▸ Record extracts

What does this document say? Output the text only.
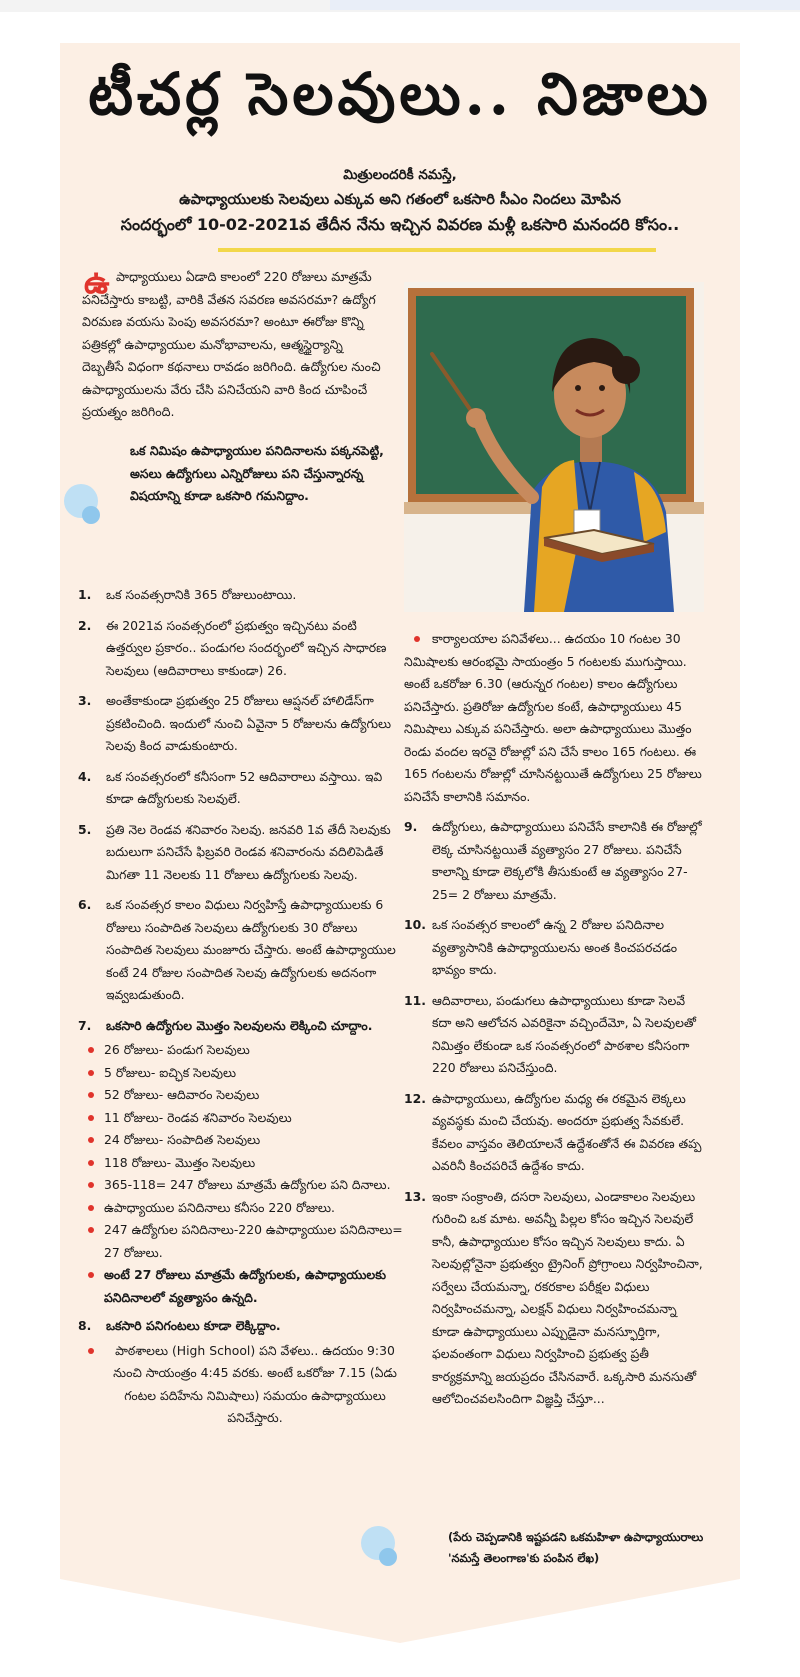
టీచర్ల సెలవులు.. నిజాలు
మిత్రులందరికీ నమస్తే,
ఉపాధ్యాయులకు సెలవులు ఎక్కువ అని గతంలో ఒకసారి సీఎం నిందలు మోపిన
సందర్భంలో 10-02-2021వ తేదీన నేను ఇచ్చిన వివరణ మళ్లీ ఒకసారి మనందరి కోసం..
ఉ పాధ్యాయులు ఏడాది కాలంలో 220 రోజులు మాత్రమే పనిచేస్తారు కాబట్టి, వారికి వేతన సవరణ అవసరమా? ఉద్యోగ విరమణ వయసు పెంపు అవసరమా? అంటూ ఈరోజు కొన్ని పత్రికల్లో ఉపాధ్యాయుల మనోభావాలను, ఆత్మస్థైర్యాన్ని దెబ్బతీసే విధంగా కథనాలు రావడం జరిగింది. ఉద్యోగుల నుంచి ఉపాధ్యాయులను వేరు చేసి పనిచేయని వారి కింద చూపించే ప్రయత్నం జరిగింది.

ఒక నిమిషం ఉపాధ్యాయుల పనిదినాలను పక్కనపెట్టి, అసలు ఉద్యోగులు ఎన్నిరోజులు పని చేస్తున్నారన్న విషయాన్ని కూడా ఒకసారి గమనిద్దాం.

1. ఒక సంవత్సరానికి 365 రోజులుంటాయి.
2. ఈ 2021వ సంవత్సరంలో ప్రభుత్వం ఇచ్చినటు వంటి ఉత్తర్వుల ప్రకారం.. పండుగల సందర్భంలో ఇచ్చిన సాధారణ సెలవులు (ఆదివారాలు కాకుండా) 26.
3. అంతేకాకుండా ప్రభుత్వం 25 రోజులు ఆప్షనల్ హాలిడేస్‌గా ప్రకటించింది. ఇందులో నుంచి ఏవైనా 5 రోజులను ఉద్యోగులు సెలవు కింద వాడుకుంటారు.
4. ఒక సంవత్సరంలో కనీసంగా 52 ఆదివారాలు వస్తాయి. ఇవి కూడా ఉద్యోగులకు సెలవులే.
5. ప్రతి నెల రెండవ శనివారం సెలవు. జనవరి 1వ తేదీ సెలవుకు బదులుగా పనిచేసే ఫిబ్రవరి రెండవ శనివారంను వదిలిపెడితే మిగతా 11 నెలలకు 11 రోజులు ఉద్యోగులకు సెలవు.
6. ఒక సంవత్సర కాలం విధులు నిర్వహిస్తే ఉపాధ్యాయులకు 6 రోజులు సంపాదిత సెలవులు ఉద్యోగులకు 30 రోజులు సంపాదిత సెలవులు మంజూరు చేస్తారు. అంటే ఉపాధ్యాయుల కంటే 24 రోజుల సంపాదిత సెలవు ఉద్యోగులకు అదనంగా ఇవ్వబడుతుంది.
7. ఒకసారి ఉద్యోగుల మొత్తం సెలవులను లెక్కించి చూద్దాం.
26 రోజులు- పండుగ సెలవులు
5 రోజులు- ఐచ్ఛిక సెలవులు
52 రోజులు- ఆదివారం సెలవులు
11 రోజులు- రెండవ శనివారం సెలవులు
24 రోజులు- సంపాదిత సెలవులు
118 రోజులు- మొత్తం సెలవులు
365-118= 247 రోజులు మాత్రమే ఉద్యోగుల పని దినాలు.
ఉపాధ్యాయుల పనిదినాలు కనీసం 220 రోజులు.
247 ఉద్యోగుల పనిదినాలు-220 ఉపాధ్యాయుల పనిదినాలు= 27 రోజులు.
అంటే 27 రోజులు మాత్రమే ఉద్యోగులకు, ఉపాధ్యాయులకు పనిదినాలలో వ్యత్యాసం ఉన్నది.
8. ఒకసారి పనిగంటలు కూడా లెక్కిద్దాం.
పాఠశాలలు (High School) పని వేళలు.. ఉదయం 9:30 నుంచి సాయంత్రం 4:45 వరకు. అంటే ఒకరోజు 7.15 (ఏడు గంటల పదిహేను నిమిషాలు) సమయం ఉపాధ్యాయులు పనిచేస్తారు.
కార్యాలయాల పనివేళలు... ఉదయం 10 గంటల 30 నిమిషాలకు ఆరంభమై సాయంత్రం 5 గంటలకు ముగుస్తాయి. అంటే ఒకరోజు 6.30 (ఆరున్నర గంటల) కాలం ఉద్యోగులు పనిచేస్తారు. ప్రతిరోజు ఉద్యోగుల కంటే, ఉపాధ్యాయులు 45 నిమిషాలు ఎక్కువ పనిచేస్తారు. అలా ఉపాధ్యాయులు మొత్తం రెండు వందల ఇరవై రోజుల్లో పని చేసే కాలం 165 గంటలు. ఈ 165 గంటలను రోజుల్లో చూసినట్టయితే ఉద్యోగులు 25 రోజులు పనిచేసే కాలానికి సమానం.
9. ఉద్యోగులు, ఉపాధ్యాయులు పనిచేసే కాలానికి ఈ రోజుల్లో లెక్క చూసినట్టయితే వ్యత్యాసం 27 రోజులు. పనిచేసే కాలాన్ని కూడా లెక్కలోకి తీసుకుంటే ఆ వ్యత్యాసం 27-25= 2 రోజులు మాత్రమే.
10. ఒక సంవత్సర కాలంలో ఉన్న 2 రోజుల పనిదినాల వ్యత్యాసానికి ఉపాధ్యాయులను అంత కించపరచడం భావ్యం కాదు.
11. ఆదివారాలు, పండుగలు ఉపాధ్యాయులు కూడా సెలవే కదా అని ఆలోచన ఎవరికైనా వచ్చిందేమో, ఏ సెలవులతో నిమిత్తం లేకుండా ఒక సంవత్సరంలో పాఠశాల కనీసంగా 220 రోజులు పనిచేస్తుంది.
12. ఉపాధ్యాయులు, ఉద్యోగుల మధ్య ఈ రకమైన లెక్కలు వ్యవస్థకు మంచి చేయవు. అందరూ ప్రభుత్వ సేవకులే. కేవలం వాస్తవం తెలియాలనే ఉద్దేశంతోనే ఈ వివరణ తప్ప ఎవరినీ కించపరిచే ఉద్దేశం కాదు.
13. ఇంకా సంక్రాంతి, దసరా సెలవులు, ఎండాకాలం సెలవులు గురించి ఒక మాట. అవన్నీ పిల్లల కోసం ఇచ్చిన సెలవులే కానీ, ఉపాధ్యాయుల కోసం ఇచ్చిన సెలవులు కాదు. ఏ సెలవుల్లోనైనా ప్రభుత్వం ట్రైనింగ్ ప్రోగ్రాంలు నిర్వహించినా, సర్వేలు చేయమన్నా, రకరకాల పరీక్షల విధులు నిర్వహించమన్నా, ఎలక్షన్ విధులు నిర్వహించమన్నా కూడా ఉపాధ్యాయులు ఎప్పుడైనా మనస్ఫూర్తిగా, ఫలవంతంగా విధులు నిర్వహించి ప్రభుత్వ ప్రతీ కార్యక్రమాన్ని జయప్రదం చేసినవారే. ఒక్కసారి మనసుతో ఆలోచించవలసిందిగా విజ్ఞప్తి చేస్తూ...

(పేరు చెప్పడానికి ఇష్టపడని ఒకమహిళా ఉపాధ్యాయురాలు 'నమస్తే తెలంగాణ'కు పంపిన లేఖ)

▸ Exercise requirements
Retype the entries word for word. Omit any images.

▸ Worked solution
What does this document say? Output the text only.
టీచర్ల సెలవులు.. నిజాలు
మిత్రులందరికీ నమస్తే,
ఉపాధ్యాయులకు సెలవులు ఎక్కువ అని గతంలో ఒకసారి సీఎం నిందలు మోపిన
సందర్భంలో 10-02-2021వ తేదీన నేను ఇచ్చిన వివరణ మళ్లీ ఒకసారి మనందరి కోసం..
ఉ పాధ్యాయులు ఏడాది కాలంలో 220 రోజులు మాత్రమే పనిచేస్తారు కాబట్టి, వారికి వేతన సవరణ అవసరమా? ఉద్యోగ విరమణ వయసు పెంపు అవసరమా? అంటూ ఈరోజు కొన్ని పత్రికల్లో ఉపాధ్యాయుల మనోభావాలను, ఆత్మస్థైర్యాన్ని దెబ్బతీసే విధంగా కథనాలు రావడం జరిగింది. ఉద్యోగుల నుంచి ఉపాధ్యాయులను వేరు చేసి పనిచేయని వారి కింద చూపించే ప్రయత్నం జరిగింది.

ఒక నిమిషం ఉపాధ్యాయుల పనిదినాలను పక్కనపెట్టి, అసలు ఉద్యోగులు ఎన్నిరోజులు పని చేస్తున్నారన్న విషయాన్ని కూడా ఒకసారి గమనిద్దాం.

1. ఒక సంవత్సరానికి 365 రోజులుంటాయి.
2. ఈ 2021వ సంవత్సరంలో ప్రభుత్వం ఇచ్చినటు వంటి ఉత్తర్వుల ప్రకారం.. పండుగల సందర్భంలో ఇచ్చిన సాధారణ సెలవులు (ఆదివారాలు కాకుండా) 26.
3. అంతేకాకుండా ప్రభుత్వం 25 రోజులు ఆప్షనల్ హాలిడేస్‌గా ప్రకటించింది. ఇందులో నుంచి ఏవైనా 5 రోజులను ఉద్యోగులు సెలవు కింద వాడుకుంటారు.
4. ఒక సంవత్సరంలో కనీసంగా 52 ఆదివారాలు వస్తాయి. ఇవి కూడా ఉద్యోగులకు సెలవులే.
5. ప్రతి నెల రెండవ శనివారం సెలవు. జనవరి 1వ తేదీ సెలవుకు బదులుగా పనిచేసే ఫిబ్రవరి రెండవ శనివారంను వదిలిపెడితే మిగతా 11 నెలలకు 11 రోజులు ఉద్యోగులకు సెలవు.
6. ఒక సంవత్సర కాలం విధులు నిర్వహిస్తే ఉపాధ్యాయులకు 6 రోజులు సంపాదిత సెలవులు ఉద్యోగులకు 30 రోజులు సంపాదిత సెలవులు మంజూరు చేస్తారు. అంటే ఉపాధ్యాయుల కంటే 24 రోజుల సంపాదిత సెలవు ఉద్యోగులకు అదనంగా ఇవ్వబడుతుంది.
7. ఒకసారి ఉద్యోగుల మొత్తం సెలవులను లెక్కించి చూద్దాం.
26 రోజులు- పండుగ సెలవులు
5 రోజులు- ఐచ్ఛిక సెలవులు
52 రోజులు- ఆదివారం సెలవులు
11 రోజులు- రెండవ శనివారం సెలవులు
24 రోజులు- సంపాదిత సెలవులు
118 రోజులు- మొత్తం సెలవులు
365-118= 247 రోజులు మాత్రమే ఉద్యోగుల పని దినాలు.
ఉపాధ్యాయుల పనిదినాలు కనీసం 220 రోజులు.
247 ఉద్యోగుల పనిదినాలు-220 ఉపాధ్యాయుల పనిదినాలు= 27 రోజులు.
అంటే 27 రోజులు మాత్రమే ఉద్యోగులకు, ఉపాధ్యాయులకు పనిదినాలలో వ్యత్యాసం ఉన్నది.
8. ఒకసారి పనిగంటలు కూడా లెక్కిద్దాం.
పాఠశాలలు (High School) పని వేళలు.. ఉదయం 9:30 నుంచి సాయంత్రం 4:45 వరకు. అంటే ఒకరోజు 7.15 (ఏడు గంటల పదిహేను నిమిషాలు) సమయం ఉపాధ్యాయులు పనిచేస్తారు.
కార్యాలయాల పనివేళలు... ఉదయం 10 గంటల 30 నిమిషాలకు ఆరంభమై సాయంత్రం 5 గంటలకు ముగుస్తాయి. అంటే ఒకరోజు 6.30 (ఆరున్నర గంటల) కాలం ఉద్యోగులు పనిచేస్తారు. ప్రతిరోజు ఉద్యోగుల కంటే, ఉపాధ్యాయులు 45 నిమిషాలు ఎక్కువ పనిచేస్తారు. అలా ఉపాధ్యాయులు మొత్తం రెండు వందల ఇరవై రోజుల్లో పని చేసే కాలం 165 గంటలు. ఈ 165 గంటలను రోజుల్లో చూసినట్టయితే ఉద్యోగులు 25 రోజులు పనిచేసే కాలానికి సమానం.
9. ఉద్యోగులు, ఉపాధ్యాయులు పనిచేసే కాలానికి ఈ రోజుల్లో లెక్క చూసినట్టయితే వ్యత్యాసం 27 రోజులు. పనిచేసే కాలాన్ని కూడా లెక్కలోకి తీసుకుంటే ఆ వ్యత్యాసం 27-25= 2 రోజులు మాత్రమే.
10. ఒక సంవత్సర కాలంలో ఉన్న 2 రోజుల పనిదినాల వ్యత్యాసానికి ఉపాధ్యాయులను అంత కించపరచడం భావ్యం కాదు.
11. ఆదివారాలు, పండుగలు ఉపాధ్యాయులు కూడా సెలవే కదా అని ఆలోచన ఎవరికైనా వచ్చిందేమో, ఏ సెలవులతో నిమిత్తం లేకుండా ఒక సంవత్సరంలో పాఠశాల కనీసంగా 220 రోజులు పనిచేస్తుంది.
12. ఉపాధ్యాయులు, ఉద్యోగుల మధ్య ఈ రకమైన లెక్కలు వ్యవస్థకు మంచి చేయవు. అందరూ ప్రభుత్వ సేవకులే. కేవలం వాస్తవం తెలియాలనే ఉద్దేశంతోనే ఈ వివరణ తప్ప ఎవరినీ కించపరిచే ఉద్దేశం కాదు.
13. ఇంకా సంక్రాంతి, దసరా సెలవులు, ఎండాకాలం సెలవులు గురించి ఒక మాట. అవన్నీ పిల్లల కోసం ఇచ్చిన సెలవులే కానీ, ఉపాధ్యాయుల కోసం ఇచ్చిన సెలవులు కాదు. ఏ సెలవుల్లోనైనా ప్రభుత్వం ట్రైనింగ్ ప్రోగ్రాంలు నిర్వహించినా, సర్వేలు చేయమన్నా, రకరకాల పరీక్షల విధులు నిర్వహించమన్నా, ఎలక్షన్ విధులు నిర్వహించమన్నా కూడా ఉపాధ్యాయులు ఎప్పుడైనా మనస్ఫూర్తిగా, ఫలవంతంగా విధులు నిర్వహించి ప్రభుత్వ ప్రతీ కార్యక్రమాన్ని జయప్రదం చేసినవారే. ఒక్కసారి మనసుతో ఆలోచించవలసిందిగా విజ్ఞప్తి చేస్తూ...

(పేరు చెప్పడానికి ఇష్టపడని ఒకమహిళా ఉపాధ్యాయురాలు 'నమస్తే తెలంగాణ'కు పంపిన లేఖ)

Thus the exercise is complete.